→ **Task statement**:
Locate every line in the material below that has the word "JSON". Copy each of those lines.

→ **Data shown**:
## start
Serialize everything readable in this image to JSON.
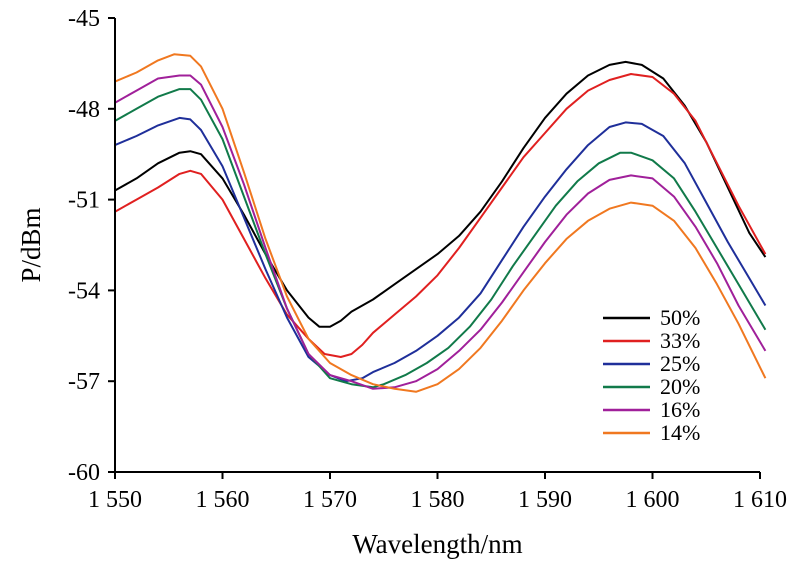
{
  "chart_data": {
    "type": "line",
    "xlabel": "Wavelength/nm",
    "ylabel": "P/dBm",
    "xlim": [
      1550,
      1610
    ],
    "ylim": [
      -60,
      -45
    ],
    "xticks": [
      1550,
      1560,
      1570,
      1580,
      1590,
      1600,
      1610
    ],
    "xtick_labels": [
      "1 550",
      "1 560",
      "1 570",
      "1 580",
      "1 590",
      "1 600",
      "1 610"
    ],
    "yticks": [
      -45,
      -48,
      -51,
      -54,
      -57,
      -60
    ],
    "ytick_labels": [
      "-45",
      "-48",
      "-51",
      "-54",
      "-57",
      "-60"
    ],
    "legend_position": "bottom-right",
    "grid": false,
    "series": [
      {
        "name": "50%",
        "color": "#000000",
        "points": [
          [
            1550,
            -50.7
          ],
          [
            1552,
            -50.3
          ],
          [
            1554,
            -49.8
          ],
          [
            1556,
            -49.45
          ],
          [
            1557,
            -49.4
          ],
          [
            1558,
            -49.5
          ],
          [
            1560,
            -50.3
          ],
          [
            1562,
            -51.5
          ],
          [
            1564,
            -52.8
          ],
          [
            1566,
            -54.0
          ],
          [
            1568,
            -54.9
          ],
          [
            1569,
            -55.2
          ],
          [
            1570,
            -55.2
          ],
          [
            1571,
            -55.0
          ],
          [
            1572,
            -54.7
          ],
          [
            1574,
            -54.3
          ],
          [
            1576,
            -53.8
          ],
          [
            1578,
            -53.3
          ],
          [
            1580,
            -52.8
          ],
          [
            1582,
            -52.2
          ],
          [
            1584,
            -51.4
          ],
          [
            1586,
            -50.4
          ],
          [
            1588,
            -49.3
          ],
          [
            1590,
            -48.3
          ],
          [
            1592,
            -47.5
          ],
          [
            1594,
            -46.9
          ],
          [
            1596,
            -46.55
          ],
          [
            1597.5,
            -46.45
          ],
          [
            1599,
            -46.55
          ],
          [
            1601,
            -47.0
          ],
          [
            1603,
            -47.9
          ],
          [
            1605,
            -49.1
          ],
          [
            1607,
            -50.6
          ],
          [
            1609,
            -52.1
          ],
          [
            1610.5,
            -52.9
          ]
        ]
      },
      {
        "name": "33%",
        "color": "#e02020",
        "points": [
          [
            1550,
            -51.4
          ],
          [
            1552,
            -51.0
          ],
          [
            1554,
            -50.6
          ],
          [
            1556,
            -50.15
          ],
          [
            1557,
            -50.05
          ],
          [
            1558,
            -50.15
          ],
          [
            1560,
            -51.0
          ],
          [
            1562,
            -52.3
          ],
          [
            1564,
            -53.6
          ],
          [
            1566,
            -54.8
          ],
          [
            1568,
            -55.6
          ],
          [
            1569.5,
            -56.1
          ],
          [
            1571,
            -56.2
          ],
          [
            1572,
            -56.1
          ],
          [
            1573,
            -55.8
          ],
          [
            1574,
            -55.4
          ],
          [
            1576,
            -54.8
          ],
          [
            1578,
            -54.2
          ],
          [
            1580,
            -53.5
          ],
          [
            1582,
            -52.6
          ],
          [
            1584,
            -51.6
          ],
          [
            1586,
            -50.6
          ],
          [
            1588,
            -49.6
          ],
          [
            1590,
            -48.8
          ],
          [
            1592,
            -48.0
          ],
          [
            1594,
            -47.4
          ],
          [
            1596,
            -47.05
          ],
          [
            1598,
            -46.85
          ],
          [
            1600,
            -46.95
          ],
          [
            1602,
            -47.5
          ],
          [
            1604,
            -48.4
          ],
          [
            1606,
            -49.8
          ],
          [
            1608,
            -51.2
          ],
          [
            1610.5,
            -52.8
          ]
        ]
      },
      {
        "name": "25%",
        "color": "#1f2f9a",
        "points": [
          [
            1550,
            -49.2
          ],
          [
            1552,
            -48.9
          ],
          [
            1554,
            -48.55
          ],
          [
            1556,
            -48.3
          ],
          [
            1557,
            -48.35
          ],
          [
            1558,
            -48.7
          ],
          [
            1560,
            -49.9
          ],
          [
            1562,
            -51.6
          ],
          [
            1564,
            -53.3
          ],
          [
            1566,
            -54.9
          ],
          [
            1568,
            -56.2
          ],
          [
            1570,
            -56.8
          ],
          [
            1571.5,
            -57.0
          ],
          [
            1573,
            -56.9
          ],
          [
            1574,
            -56.7
          ],
          [
            1576,
            -56.4
          ],
          [
            1578,
            -56.0
          ],
          [
            1580,
            -55.5
          ],
          [
            1582,
            -54.9
          ],
          [
            1584,
            -54.1
          ],
          [
            1586,
            -53.0
          ],
          [
            1588,
            -51.9
          ],
          [
            1590,
            -50.9
          ],
          [
            1592,
            -50.0
          ],
          [
            1594,
            -49.2
          ],
          [
            1596,
            -48.6
          ],
          [
            1597.5,
            -48.45
          ],
          [
            1599,
            -48.5
          ],
          [
            1601,
            -48.9
          ],
          [
            1603,
            -49.8
          ],
          [
            1605,
            -51.1
          ],
          [
            1607,
            -52.4
          ],
          [
            1609,
            -53.6
          ],
          [
            1610.5,
            -54.5
          ]
        ]
      },
      {
        "name": "20%",
        "color": "#117a4a",
        "points": [
          [
            1550,
            -48.4
          ],
          [
            1552,
            -48.0
          ],
          [
            1554,
            -47.6
          ],
          [
            1556,
            -47.35
          ],
          [
            1557,
            -47.35
          ],
          [
            1558,
            -47.7
          ],
          [
            1560,
            -49.0
          ],
          [
            1562,
            -50.9
          ],
          [
            1564,
            -52.8
          ],
          [
            1566,
            -54.6
          ],
          [
            1568,
            -56.1
          ],
          [
            1570,
            -56.9
          ],
          [
            1572,
            -57.1
          ],
          [
            1574,
            -57.2
          ],
          [
            1575,
            -57.1
          ],
          [
            1577,
            -56.8
          ],
          [
            1579,
            -56.4
          ],
          [
            1581,
            -55.9
          ],
          [
            1583,
            -55.2
          ],
          [
            1585,
            -54.3
          ],
          [
            1587,
            -53.2
          ],
          [
            1589,
            -52.2
          ],
          [
            1591,
            -51.2
          ],
          [
            1593,
            -50.4
          ],
          [
            1595,
            -49.8
          ],
          [
            1597,
            -49.45
          ],
          [
            1598,
            -49.45
          ],
          [
            1600,
            -49.7
          ],
          [
            1602,
            -50.3
          ],
          [
            1604,
            -51.4
          ],
          [
            1606,
            -52.6
          ],
          [
            1608,
            -53.8
          ],
          [
            1610.5,
            -55.3
          ]
        ]
      },
      {
        "name": "16%",
        "color": "#a0209a",
        "points": [
          [
            1550,
            -47.8
          ],
          [
            1552,
            -47.4
          ],
          [
            1554,
            -47.0
          ],
          [
            1556,
            -46.9
          ],
          [
            1557,
            -46.9
          ],
          [
            1558,
            -47.2
          ],
          [
            1560,
            -48.6
          ],
          [
            1562,
            -50.5
          ],
          [
            1564,
            -52.6
          ],
          [
            1566,
            -54.6
          ],
          [
            1568,
            -56.1
          ],
          [
            1570,
            -56.8
          ],
          [
            1572,
            -57.0
          ],
          [
            1574,
            -57.25
          ],
          [
            1576,
            -57.2
          ],
          [
            1578,
            -57.0
          ],
          [
            1580,
            -56.6
          ],
          [
            1582,
            -56.0
          ],
          [
            1584,
            -55.3
          ],
          [
            1586,
            -54.4
          ],
          [
            1588,
            -53.4
          ],
          [
            1590,
            -52.4
          ],
          [
            1592,
            -51.5
          ],
          [
            1594,
            -50.8
          ],
          [
            1596,
            -50.35
          ],
          [
            1598,
            -50.2
          ],
          [
            1600,
            -50.3
          ],
          [
            1602,
            -50.9
          ],
          [
            1604,
            -51.9
          ],
          [
            1606,
            -53.1
          ],
          [
            1608,
            -54.5
          ],
          [
            1610.5,
            -56.0
          ]
        ]
      },
      {
        "name": "14%",
        "color": "#f07820",
        "points": [
          [
            1550,
            -47.1
          ],
          [
            1552,
            -46.8
          ],
          [
            1554,
            -46.4
          ],
          [
            1555.5,
            -46.2
          ],
          [
            1557,
            -46.25
          ],
          [
            1558,
            -46.6
          ],
          [
            1560,
            -48.0
          ],
          [
            1562,
            -50.1
          ],
          [
            1564,
            -52.3
          ],
          [
            1566,
            -54.2
          ],
          [
            1568,
            -55.6
          ],
          [
            1570,
            -56.4
          ],
          [
            1572,
            -56.8
          ],
          [
            1574,
            -57.1
          ],
          [
            1576,
            -57.25
          ],
          [
            1578,
            -57.35
          ],
          [
            1580,
            -57.1
          ],
          [
            1582,
            -56.6
          ],
          [
            1584,
            -55.9
          ],
          [
            1586,
            -55.0
          ],
          [
            1588,
            -54.0
          ],
          [
            1590,
            -53.1
          ],
          [
            1592,
            -52.3
          ],
          [
            1594,
            -51.7
          ],
          [
            1596,
            -51.3
          ],
          [
            1598,
            -51.1
          ],
          [
            1600,
            -51.2
          ],
          [
            1602,
            -51.7
          ],
          [
            1604,
            -52.6
          ],
          [
            1606,
            -53.8
          ],
          [
            1608,
            -55.1
          ],
          [
            1610.5,
            -56.9
          ]
        ]
      }
    ]
  }
}
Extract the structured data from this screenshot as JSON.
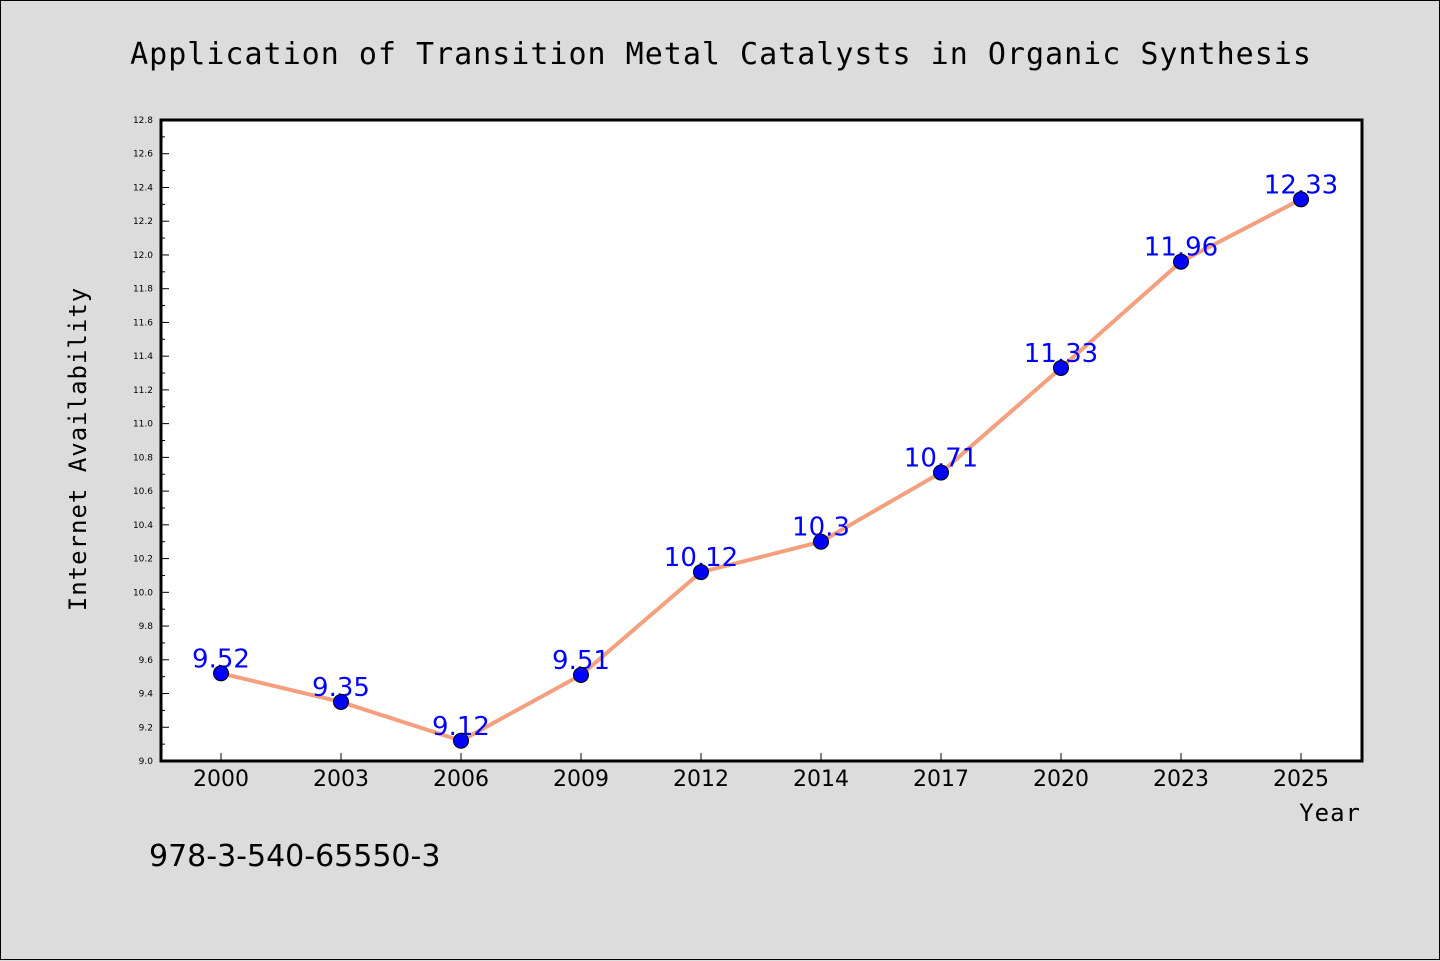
{
  "chart_data": {
    "type": "line",
    "title": "Application of Transition Metal Catalysts in Organic Synthesis",
    "xlabel": "Year",
    "ylabel": "Internet Availability",
    "categories": [
      "2000",
      "2003",
      "2006",
      "2009",
      "2012",
      "2014",
      "2017",
      "2020",
      "2023",
      "2025"
    ],
    "series": [
      {
        "values": [
          9.52,
          9.35,
          9.12,
          9.51,
          10.12,
          10.3,
          10.71,
          11.33,
          11.96,
          12.33
        ],
        "labels": [
          "9.52",
          "9.35",
          "9.12",
          "9.51",
          "10.12",
          "10.3",
          "10.71",
          "11.33",
          "11.96",
          "12.33"
        ]
      }
    ],
    "ylim": [
      9.0,
      12.8
    ],
    "yticks": [
      "9.0",
      "9.2",
      "9.4",
      "9.6",
      "9.8",
      "10.0",
      "10.2",
      "10.4",
      "10.6",
      "10.8",
      "11.0",
      "11.2",
      "11.4",
      "11.6",
      "11.8",
      "12.0",
      "12.2",
      "12.4",
      "12.6",
      "12.8"
    ],
    "grid": false,
    "legend": "none"
  },
  "footer_text": "978-3-540-65550-3",
  "colors": {
    "background": "#dcdcdc",
    "plot_background": "#ffffff",
    "line": "#f4a07e",
    "marker": "#0000ff",
    "data_label": "#0000ff"
  }
}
## end
→ **Reply to the task**:
Serialize everything readable in this image to JSON.
Extract the structured data from this screenshot as JSON.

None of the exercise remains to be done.